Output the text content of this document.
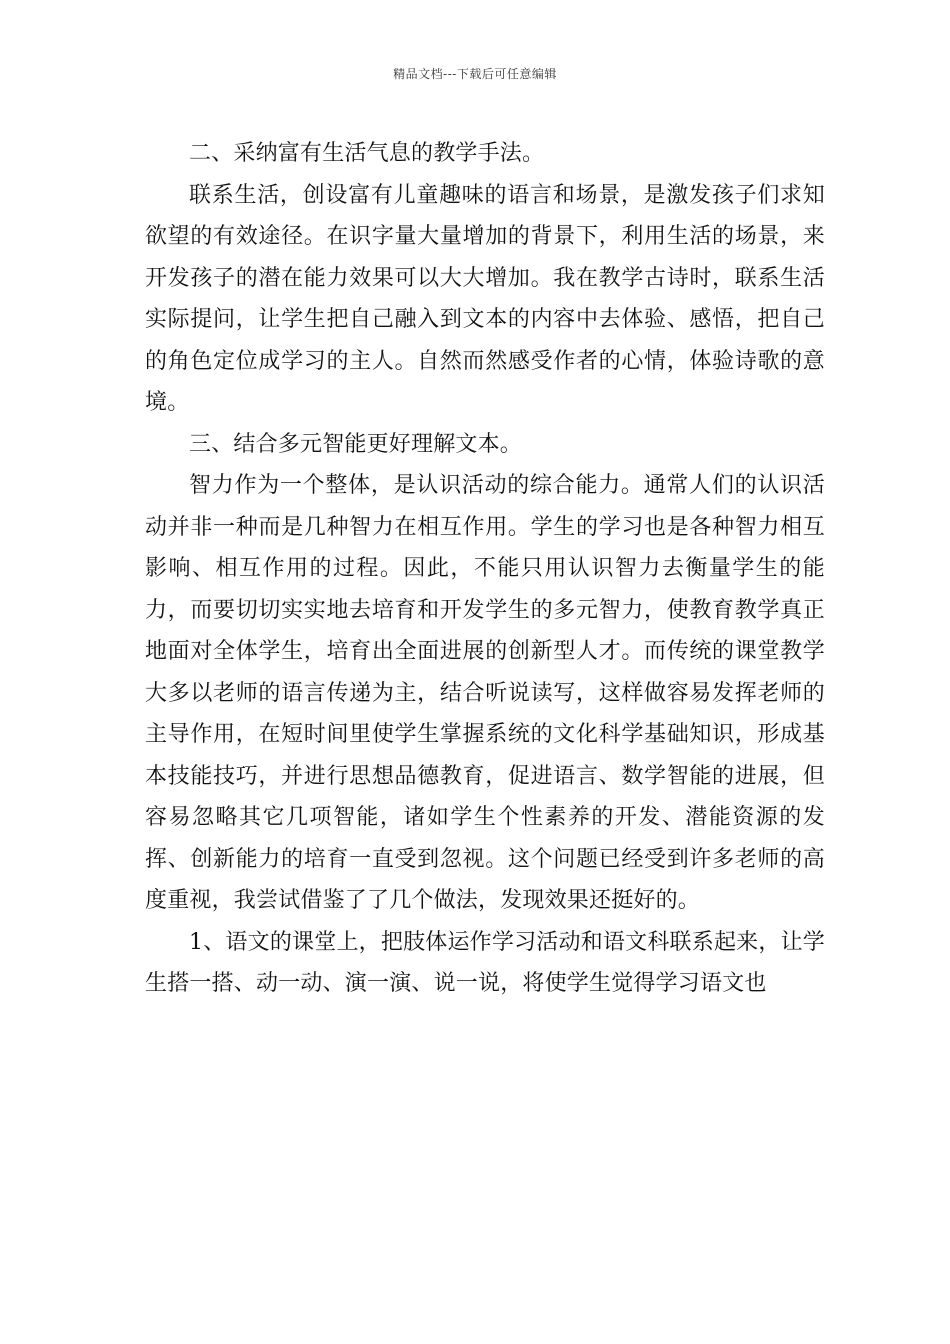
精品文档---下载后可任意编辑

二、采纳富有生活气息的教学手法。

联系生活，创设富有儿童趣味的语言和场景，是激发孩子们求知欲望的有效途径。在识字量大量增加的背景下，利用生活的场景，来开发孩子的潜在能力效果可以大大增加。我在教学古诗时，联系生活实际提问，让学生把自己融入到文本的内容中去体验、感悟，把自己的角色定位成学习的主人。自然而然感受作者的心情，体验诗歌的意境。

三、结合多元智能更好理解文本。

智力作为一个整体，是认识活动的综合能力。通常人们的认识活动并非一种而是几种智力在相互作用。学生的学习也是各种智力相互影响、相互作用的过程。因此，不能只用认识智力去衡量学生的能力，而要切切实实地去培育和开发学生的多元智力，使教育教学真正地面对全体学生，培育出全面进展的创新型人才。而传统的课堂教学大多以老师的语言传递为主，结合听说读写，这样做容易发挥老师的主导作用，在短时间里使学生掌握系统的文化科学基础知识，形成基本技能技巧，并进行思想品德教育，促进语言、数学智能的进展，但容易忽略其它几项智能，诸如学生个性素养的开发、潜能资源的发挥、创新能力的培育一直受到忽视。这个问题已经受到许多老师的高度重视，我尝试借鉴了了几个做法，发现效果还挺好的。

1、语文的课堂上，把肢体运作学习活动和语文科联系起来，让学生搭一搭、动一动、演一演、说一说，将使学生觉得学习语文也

──────

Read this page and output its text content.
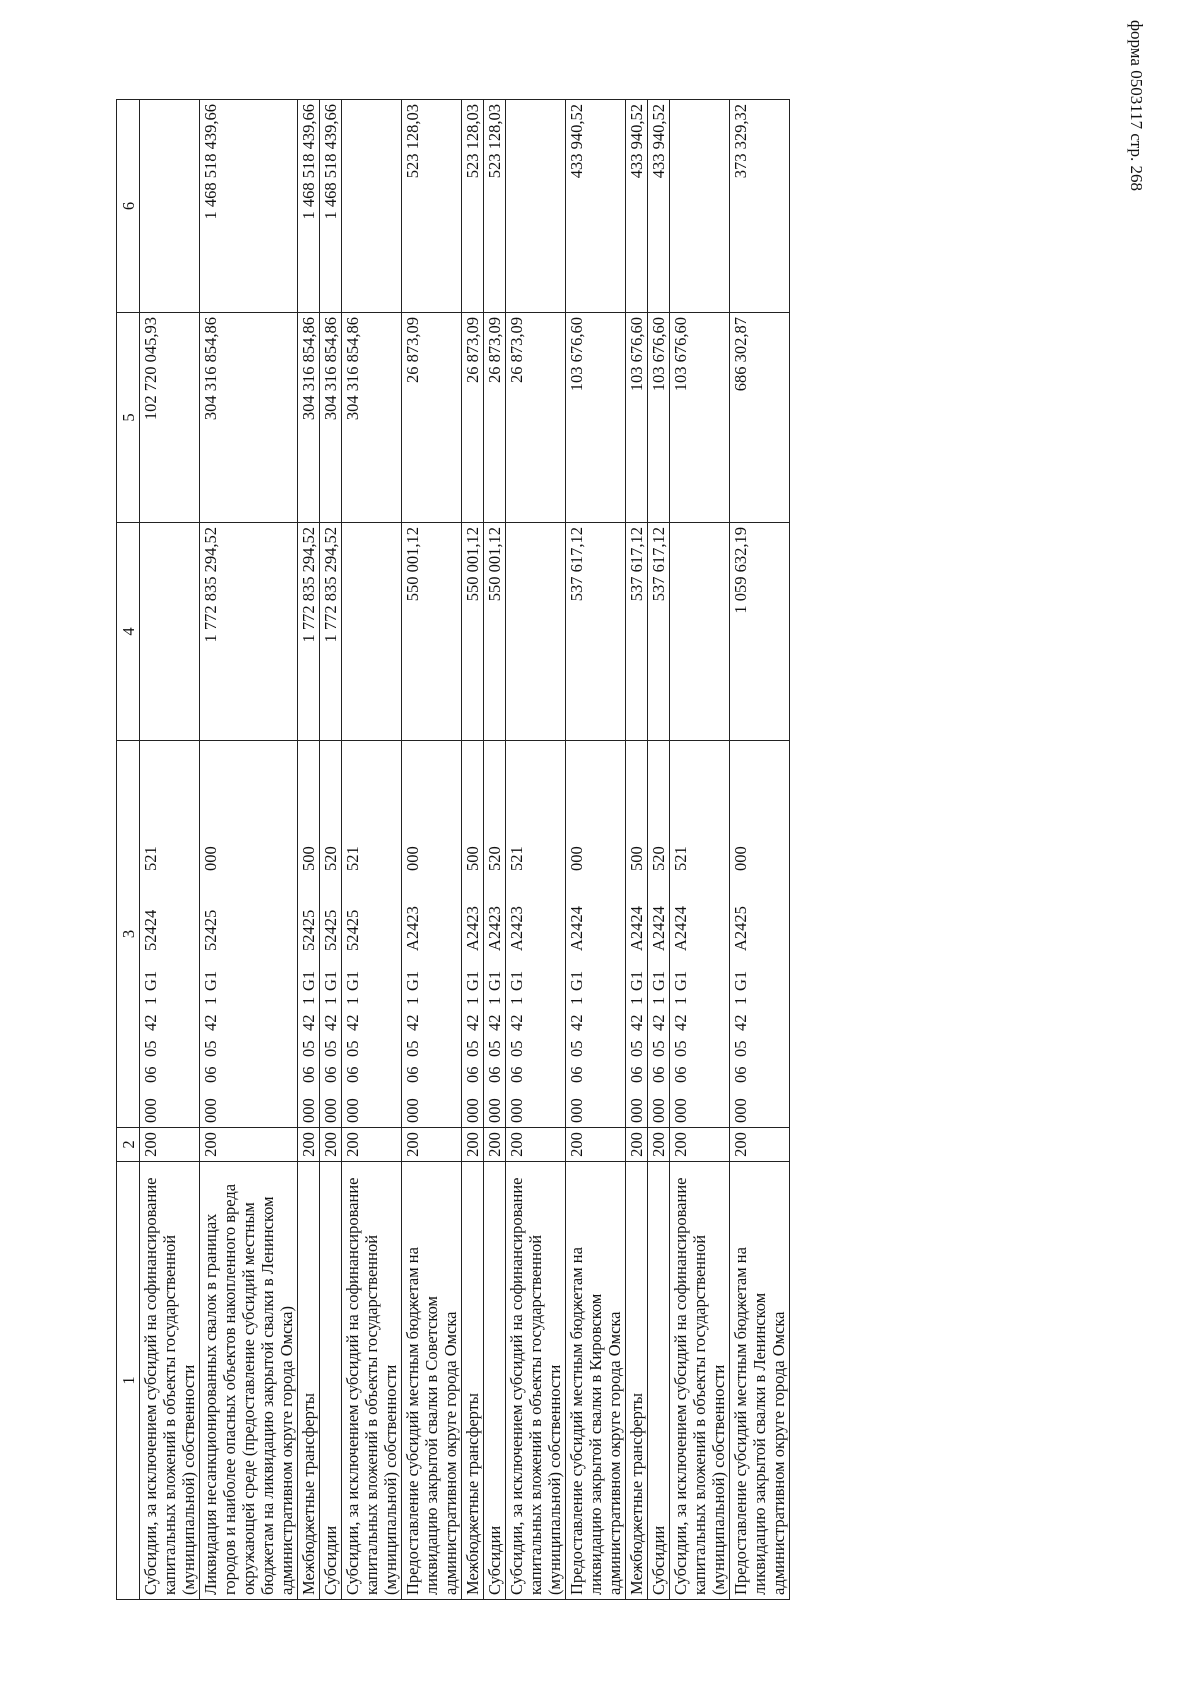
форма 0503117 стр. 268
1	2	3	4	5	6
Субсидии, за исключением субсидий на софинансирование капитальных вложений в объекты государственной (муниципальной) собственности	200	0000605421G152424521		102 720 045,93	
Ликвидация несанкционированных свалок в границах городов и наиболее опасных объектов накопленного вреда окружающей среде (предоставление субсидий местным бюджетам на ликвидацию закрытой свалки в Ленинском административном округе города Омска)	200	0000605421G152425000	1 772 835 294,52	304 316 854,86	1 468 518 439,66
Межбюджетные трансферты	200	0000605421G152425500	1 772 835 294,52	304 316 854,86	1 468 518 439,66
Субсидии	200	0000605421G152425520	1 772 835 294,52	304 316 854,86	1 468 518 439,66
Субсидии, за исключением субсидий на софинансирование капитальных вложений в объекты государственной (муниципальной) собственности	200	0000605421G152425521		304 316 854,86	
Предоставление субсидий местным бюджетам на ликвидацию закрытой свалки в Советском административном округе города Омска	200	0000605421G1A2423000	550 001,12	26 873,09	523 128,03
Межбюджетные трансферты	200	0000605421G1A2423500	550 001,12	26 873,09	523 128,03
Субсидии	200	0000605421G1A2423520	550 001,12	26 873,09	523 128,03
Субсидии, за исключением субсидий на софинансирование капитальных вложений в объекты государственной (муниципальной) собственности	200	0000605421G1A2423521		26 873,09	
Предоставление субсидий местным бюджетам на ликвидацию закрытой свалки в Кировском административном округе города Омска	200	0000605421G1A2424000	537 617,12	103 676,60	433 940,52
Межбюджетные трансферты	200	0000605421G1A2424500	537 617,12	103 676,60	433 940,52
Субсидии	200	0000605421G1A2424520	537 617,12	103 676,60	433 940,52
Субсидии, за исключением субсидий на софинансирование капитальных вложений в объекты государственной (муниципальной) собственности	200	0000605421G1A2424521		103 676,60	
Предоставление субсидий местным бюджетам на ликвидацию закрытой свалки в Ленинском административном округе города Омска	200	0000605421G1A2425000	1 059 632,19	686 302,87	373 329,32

──────

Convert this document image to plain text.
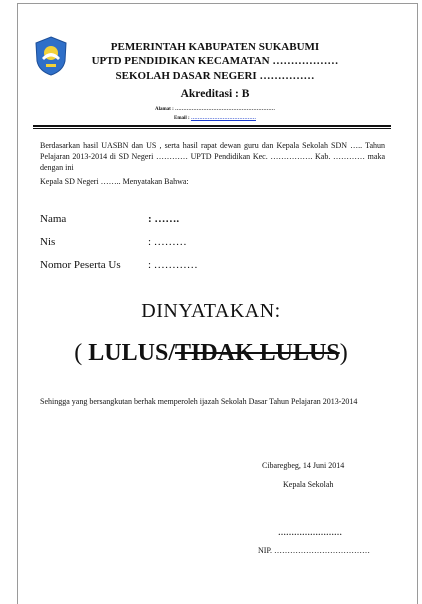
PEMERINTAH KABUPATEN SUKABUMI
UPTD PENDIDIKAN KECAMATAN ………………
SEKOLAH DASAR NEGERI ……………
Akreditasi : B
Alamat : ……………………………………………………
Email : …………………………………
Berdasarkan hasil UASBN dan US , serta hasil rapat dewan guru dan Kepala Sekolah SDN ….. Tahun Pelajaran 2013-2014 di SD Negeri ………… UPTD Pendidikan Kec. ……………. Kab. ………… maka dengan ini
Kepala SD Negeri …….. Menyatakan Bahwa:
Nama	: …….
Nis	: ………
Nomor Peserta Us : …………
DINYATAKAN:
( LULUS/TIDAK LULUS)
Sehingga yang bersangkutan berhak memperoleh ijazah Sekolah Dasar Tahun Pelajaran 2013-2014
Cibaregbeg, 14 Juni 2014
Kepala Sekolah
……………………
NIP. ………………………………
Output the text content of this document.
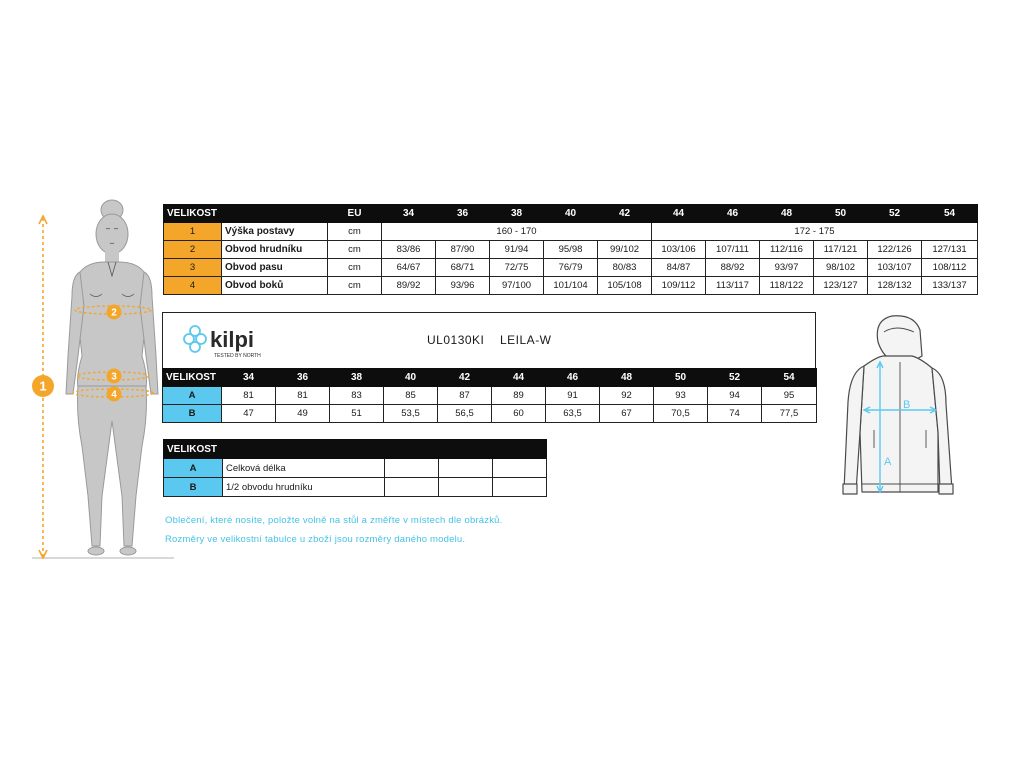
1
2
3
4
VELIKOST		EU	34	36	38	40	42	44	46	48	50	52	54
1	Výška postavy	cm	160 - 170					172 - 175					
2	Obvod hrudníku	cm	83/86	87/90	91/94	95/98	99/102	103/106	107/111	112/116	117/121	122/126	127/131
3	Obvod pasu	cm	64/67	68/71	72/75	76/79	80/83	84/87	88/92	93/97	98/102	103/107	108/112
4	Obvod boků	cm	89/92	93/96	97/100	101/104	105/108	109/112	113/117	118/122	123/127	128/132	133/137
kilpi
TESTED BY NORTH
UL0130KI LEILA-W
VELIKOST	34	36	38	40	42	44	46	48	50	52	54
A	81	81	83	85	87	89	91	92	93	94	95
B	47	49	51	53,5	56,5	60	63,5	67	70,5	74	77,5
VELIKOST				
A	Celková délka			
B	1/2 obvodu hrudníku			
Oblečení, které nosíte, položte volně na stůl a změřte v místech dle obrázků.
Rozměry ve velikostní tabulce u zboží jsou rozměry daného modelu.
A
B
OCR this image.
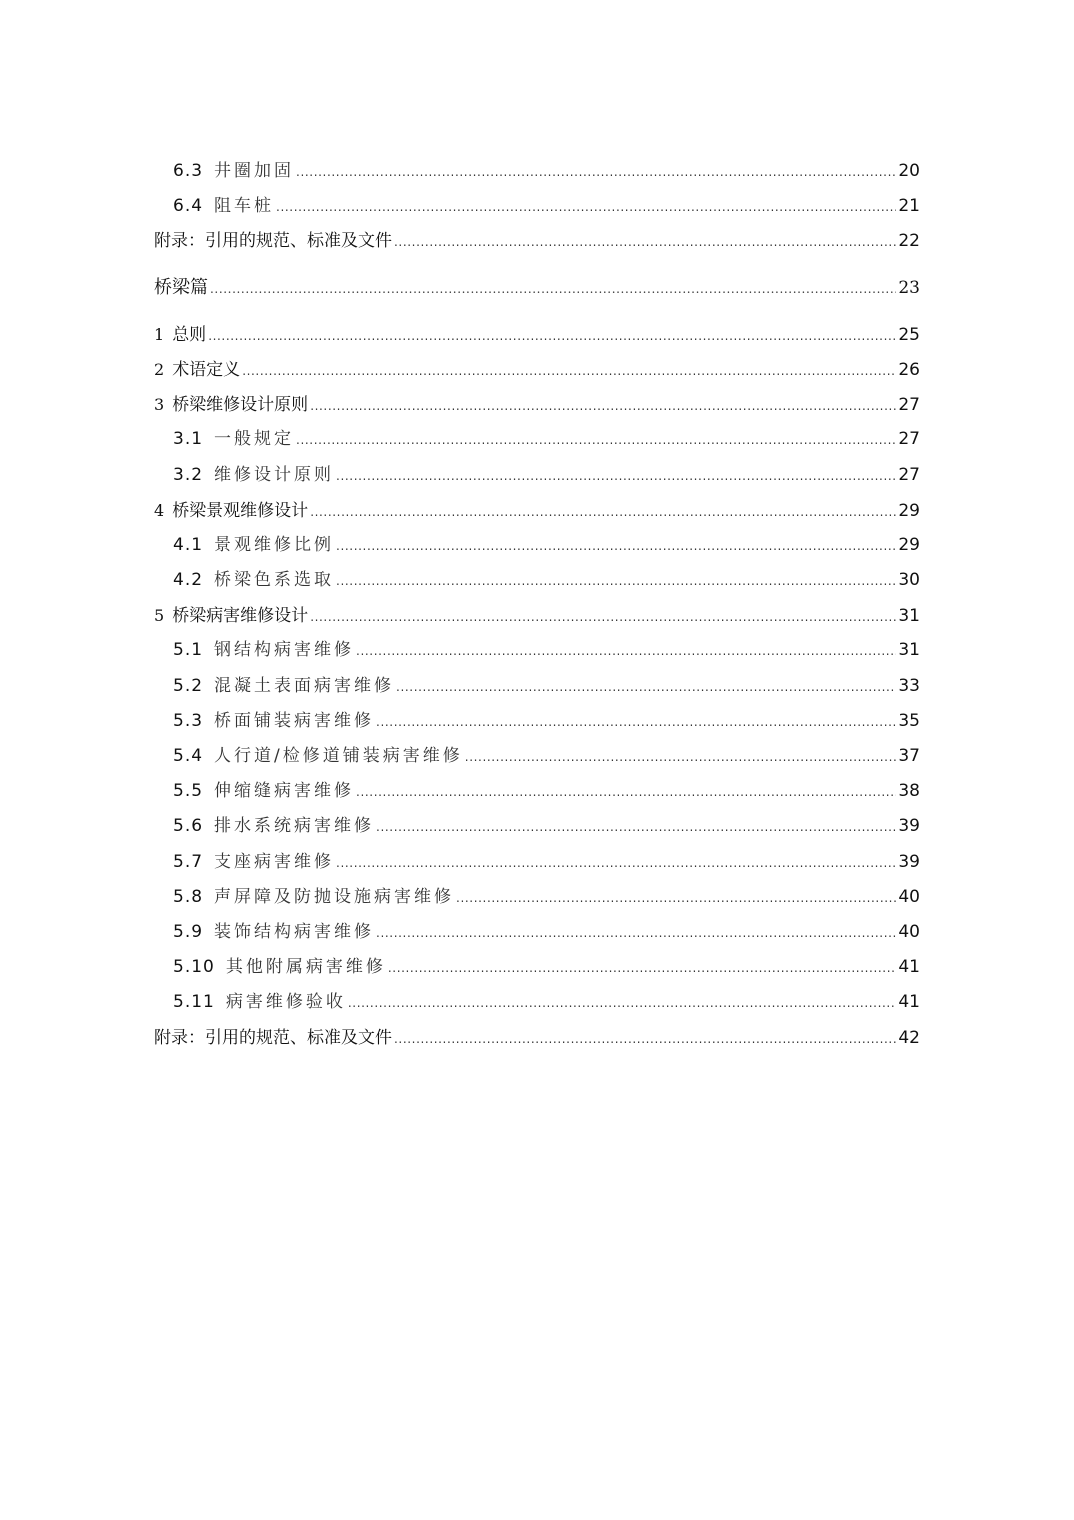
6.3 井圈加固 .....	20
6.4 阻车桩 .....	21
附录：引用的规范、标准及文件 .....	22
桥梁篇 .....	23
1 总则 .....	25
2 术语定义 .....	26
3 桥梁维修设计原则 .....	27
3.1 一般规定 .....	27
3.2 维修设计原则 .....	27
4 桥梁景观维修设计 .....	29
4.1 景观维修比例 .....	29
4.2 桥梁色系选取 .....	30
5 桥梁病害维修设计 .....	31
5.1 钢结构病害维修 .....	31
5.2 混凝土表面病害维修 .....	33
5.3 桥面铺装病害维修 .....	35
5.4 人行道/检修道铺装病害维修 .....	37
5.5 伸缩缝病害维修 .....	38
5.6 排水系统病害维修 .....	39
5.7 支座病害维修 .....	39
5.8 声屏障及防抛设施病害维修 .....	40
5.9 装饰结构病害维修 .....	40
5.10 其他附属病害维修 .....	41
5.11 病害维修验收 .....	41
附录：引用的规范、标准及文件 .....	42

──────

To be done:
Where a line of the material above holds the string "ликвидацию", copy that line.

Correct answer:
Ликвидация несанкционированных свалок в границах городов и наиболее опасных объектов накопленного вреда окружающей среде (предоставление субсидий местным бюджетам на ликвидацию закрытой свалки в Ленинском административном округе города Омска)	200	0000605421G152425000	1 772 835 294,52	304 316 854,86	1 468 518 439,66
Предоставление субсидий местным бюджетам на ликвидацию закрытой свалки в Советском административном округе города Омска	200	0000605421G1A2423000	550 001,12	26 873,09	523 128,03
Предоставление субсидий местным бюджетам на ликвидацию закрытой свалки в Кировском административном округе города Омска	200	0000605421G1A2424000	537 617,12	103 676,60	433 940,52
Предоставление субсидий местным бюджетам на ликвидацию закрытой свалки в Ленинском административном округе города Омска	200	0000605421G1A2425000	1 059 632,19	686 302,87	373 329,32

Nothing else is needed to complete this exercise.